Raw records
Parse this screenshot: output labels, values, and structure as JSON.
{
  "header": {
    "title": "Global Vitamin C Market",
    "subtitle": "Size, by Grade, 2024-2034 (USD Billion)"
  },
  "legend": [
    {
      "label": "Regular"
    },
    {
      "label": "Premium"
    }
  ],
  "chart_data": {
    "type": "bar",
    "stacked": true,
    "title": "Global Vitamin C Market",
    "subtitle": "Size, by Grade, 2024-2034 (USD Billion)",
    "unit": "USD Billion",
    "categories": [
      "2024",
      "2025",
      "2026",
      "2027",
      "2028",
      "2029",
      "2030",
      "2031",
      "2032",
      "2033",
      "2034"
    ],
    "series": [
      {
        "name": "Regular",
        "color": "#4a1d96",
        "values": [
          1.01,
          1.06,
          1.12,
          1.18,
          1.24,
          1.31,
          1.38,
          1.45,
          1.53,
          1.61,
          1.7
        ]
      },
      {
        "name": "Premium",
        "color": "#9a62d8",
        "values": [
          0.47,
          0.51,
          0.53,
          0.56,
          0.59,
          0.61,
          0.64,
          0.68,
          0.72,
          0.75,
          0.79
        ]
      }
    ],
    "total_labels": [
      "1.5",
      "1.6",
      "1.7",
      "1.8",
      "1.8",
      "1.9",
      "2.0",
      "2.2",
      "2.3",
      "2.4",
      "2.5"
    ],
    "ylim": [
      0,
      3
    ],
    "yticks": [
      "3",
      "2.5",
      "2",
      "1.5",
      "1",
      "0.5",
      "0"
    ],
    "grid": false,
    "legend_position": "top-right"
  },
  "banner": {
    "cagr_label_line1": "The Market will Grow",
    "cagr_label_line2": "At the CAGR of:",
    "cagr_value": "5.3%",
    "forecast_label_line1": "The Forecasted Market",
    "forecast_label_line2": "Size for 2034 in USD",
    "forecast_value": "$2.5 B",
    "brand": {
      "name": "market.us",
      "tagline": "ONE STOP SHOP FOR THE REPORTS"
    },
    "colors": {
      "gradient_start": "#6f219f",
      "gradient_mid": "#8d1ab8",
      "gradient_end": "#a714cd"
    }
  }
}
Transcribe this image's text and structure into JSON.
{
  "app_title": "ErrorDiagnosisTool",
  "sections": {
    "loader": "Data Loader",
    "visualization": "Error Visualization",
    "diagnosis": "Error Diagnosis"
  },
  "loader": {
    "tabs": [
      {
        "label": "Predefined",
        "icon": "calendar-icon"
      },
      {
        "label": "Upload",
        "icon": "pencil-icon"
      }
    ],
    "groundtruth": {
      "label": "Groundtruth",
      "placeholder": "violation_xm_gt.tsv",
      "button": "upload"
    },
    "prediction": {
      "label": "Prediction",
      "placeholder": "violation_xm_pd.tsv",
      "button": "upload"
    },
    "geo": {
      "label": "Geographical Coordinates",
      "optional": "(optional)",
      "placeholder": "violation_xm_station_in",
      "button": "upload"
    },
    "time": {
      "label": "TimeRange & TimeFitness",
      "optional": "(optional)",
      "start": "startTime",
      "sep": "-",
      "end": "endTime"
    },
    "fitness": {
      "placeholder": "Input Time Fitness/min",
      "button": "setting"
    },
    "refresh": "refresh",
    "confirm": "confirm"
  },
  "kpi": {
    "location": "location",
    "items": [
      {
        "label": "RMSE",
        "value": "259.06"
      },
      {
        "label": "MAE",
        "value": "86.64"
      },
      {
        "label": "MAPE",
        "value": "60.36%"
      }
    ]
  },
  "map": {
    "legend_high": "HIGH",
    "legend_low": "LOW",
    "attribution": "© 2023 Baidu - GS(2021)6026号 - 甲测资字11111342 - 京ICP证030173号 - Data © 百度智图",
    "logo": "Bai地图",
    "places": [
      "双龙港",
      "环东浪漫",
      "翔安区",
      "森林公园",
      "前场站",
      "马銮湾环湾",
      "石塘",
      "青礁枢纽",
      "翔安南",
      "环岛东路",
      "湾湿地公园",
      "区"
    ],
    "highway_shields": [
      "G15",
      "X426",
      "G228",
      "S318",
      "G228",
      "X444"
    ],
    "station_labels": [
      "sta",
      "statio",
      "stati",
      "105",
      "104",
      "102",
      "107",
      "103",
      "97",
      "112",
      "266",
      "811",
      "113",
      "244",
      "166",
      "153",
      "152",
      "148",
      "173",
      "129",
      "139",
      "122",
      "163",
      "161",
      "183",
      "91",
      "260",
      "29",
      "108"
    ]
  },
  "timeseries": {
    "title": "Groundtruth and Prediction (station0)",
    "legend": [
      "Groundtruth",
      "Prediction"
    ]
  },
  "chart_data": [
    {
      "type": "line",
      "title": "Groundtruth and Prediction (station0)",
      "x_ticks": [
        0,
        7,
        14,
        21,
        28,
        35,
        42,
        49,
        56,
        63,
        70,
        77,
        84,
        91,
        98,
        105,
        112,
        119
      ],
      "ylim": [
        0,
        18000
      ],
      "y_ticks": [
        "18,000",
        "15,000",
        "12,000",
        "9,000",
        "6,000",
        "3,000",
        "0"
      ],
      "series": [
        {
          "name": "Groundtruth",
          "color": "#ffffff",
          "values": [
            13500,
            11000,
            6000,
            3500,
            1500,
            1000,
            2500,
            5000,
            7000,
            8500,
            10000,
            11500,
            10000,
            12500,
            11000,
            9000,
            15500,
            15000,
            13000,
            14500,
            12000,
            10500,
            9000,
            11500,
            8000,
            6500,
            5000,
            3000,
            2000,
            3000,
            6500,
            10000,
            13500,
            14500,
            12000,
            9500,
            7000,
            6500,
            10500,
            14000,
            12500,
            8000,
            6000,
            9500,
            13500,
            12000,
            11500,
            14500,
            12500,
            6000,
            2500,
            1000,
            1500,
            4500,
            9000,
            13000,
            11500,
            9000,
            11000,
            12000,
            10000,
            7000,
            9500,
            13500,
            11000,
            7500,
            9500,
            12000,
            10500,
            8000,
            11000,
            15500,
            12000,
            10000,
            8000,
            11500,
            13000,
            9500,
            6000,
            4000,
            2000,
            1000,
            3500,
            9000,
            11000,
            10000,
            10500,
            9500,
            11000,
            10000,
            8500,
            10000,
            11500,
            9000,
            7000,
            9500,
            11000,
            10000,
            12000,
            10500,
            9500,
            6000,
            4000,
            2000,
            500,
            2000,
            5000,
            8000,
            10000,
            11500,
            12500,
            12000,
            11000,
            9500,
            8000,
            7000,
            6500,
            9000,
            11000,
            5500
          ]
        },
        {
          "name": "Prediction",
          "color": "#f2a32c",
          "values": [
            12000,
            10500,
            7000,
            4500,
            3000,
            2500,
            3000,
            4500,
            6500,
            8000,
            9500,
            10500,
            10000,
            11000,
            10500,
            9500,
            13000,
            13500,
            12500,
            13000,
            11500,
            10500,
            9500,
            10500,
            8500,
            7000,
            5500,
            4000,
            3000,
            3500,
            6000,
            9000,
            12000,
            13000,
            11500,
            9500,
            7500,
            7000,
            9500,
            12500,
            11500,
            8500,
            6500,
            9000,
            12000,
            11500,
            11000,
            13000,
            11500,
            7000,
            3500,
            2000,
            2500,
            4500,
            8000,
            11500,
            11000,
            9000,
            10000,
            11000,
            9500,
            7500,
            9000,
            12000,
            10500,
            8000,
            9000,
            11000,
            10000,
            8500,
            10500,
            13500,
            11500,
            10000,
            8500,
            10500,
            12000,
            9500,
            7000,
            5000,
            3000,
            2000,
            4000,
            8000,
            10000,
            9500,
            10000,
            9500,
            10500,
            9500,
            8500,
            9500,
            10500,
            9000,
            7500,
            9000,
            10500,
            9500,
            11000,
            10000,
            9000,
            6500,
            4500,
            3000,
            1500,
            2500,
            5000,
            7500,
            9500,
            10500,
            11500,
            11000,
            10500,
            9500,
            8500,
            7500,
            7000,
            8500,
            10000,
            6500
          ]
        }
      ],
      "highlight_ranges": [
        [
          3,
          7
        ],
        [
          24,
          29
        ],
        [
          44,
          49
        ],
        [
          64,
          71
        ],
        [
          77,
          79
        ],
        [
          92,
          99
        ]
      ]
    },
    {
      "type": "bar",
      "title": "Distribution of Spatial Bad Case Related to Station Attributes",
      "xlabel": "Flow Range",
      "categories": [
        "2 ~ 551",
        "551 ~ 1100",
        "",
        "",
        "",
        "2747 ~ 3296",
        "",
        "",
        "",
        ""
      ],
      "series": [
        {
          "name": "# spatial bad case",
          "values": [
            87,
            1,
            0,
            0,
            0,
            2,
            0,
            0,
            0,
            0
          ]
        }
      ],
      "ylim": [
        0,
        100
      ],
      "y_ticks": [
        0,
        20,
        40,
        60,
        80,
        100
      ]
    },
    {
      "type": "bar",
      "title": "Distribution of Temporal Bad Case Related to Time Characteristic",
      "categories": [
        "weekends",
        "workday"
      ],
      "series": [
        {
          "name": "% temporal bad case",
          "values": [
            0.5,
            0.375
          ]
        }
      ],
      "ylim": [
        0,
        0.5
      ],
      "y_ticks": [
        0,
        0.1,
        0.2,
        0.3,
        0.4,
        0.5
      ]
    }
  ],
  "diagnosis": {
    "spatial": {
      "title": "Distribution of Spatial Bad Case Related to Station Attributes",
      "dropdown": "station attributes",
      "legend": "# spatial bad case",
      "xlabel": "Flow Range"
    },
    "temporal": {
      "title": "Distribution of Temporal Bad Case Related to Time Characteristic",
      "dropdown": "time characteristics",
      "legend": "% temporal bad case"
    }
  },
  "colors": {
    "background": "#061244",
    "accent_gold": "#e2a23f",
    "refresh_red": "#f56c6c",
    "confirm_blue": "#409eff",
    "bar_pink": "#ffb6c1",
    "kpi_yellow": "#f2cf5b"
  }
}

» EXERCISE DIRECTIONS
Pull every line containing the word "Billion" out of the material and copy it.

» CORRECT OUTPUT
    "subtitle": "Size, by Grade, 2024-2034 (USD Billion)"
    "subtitle": "Size, by Grade, 2024-2034 (USD Billion)",
    "unit": "USD Billion",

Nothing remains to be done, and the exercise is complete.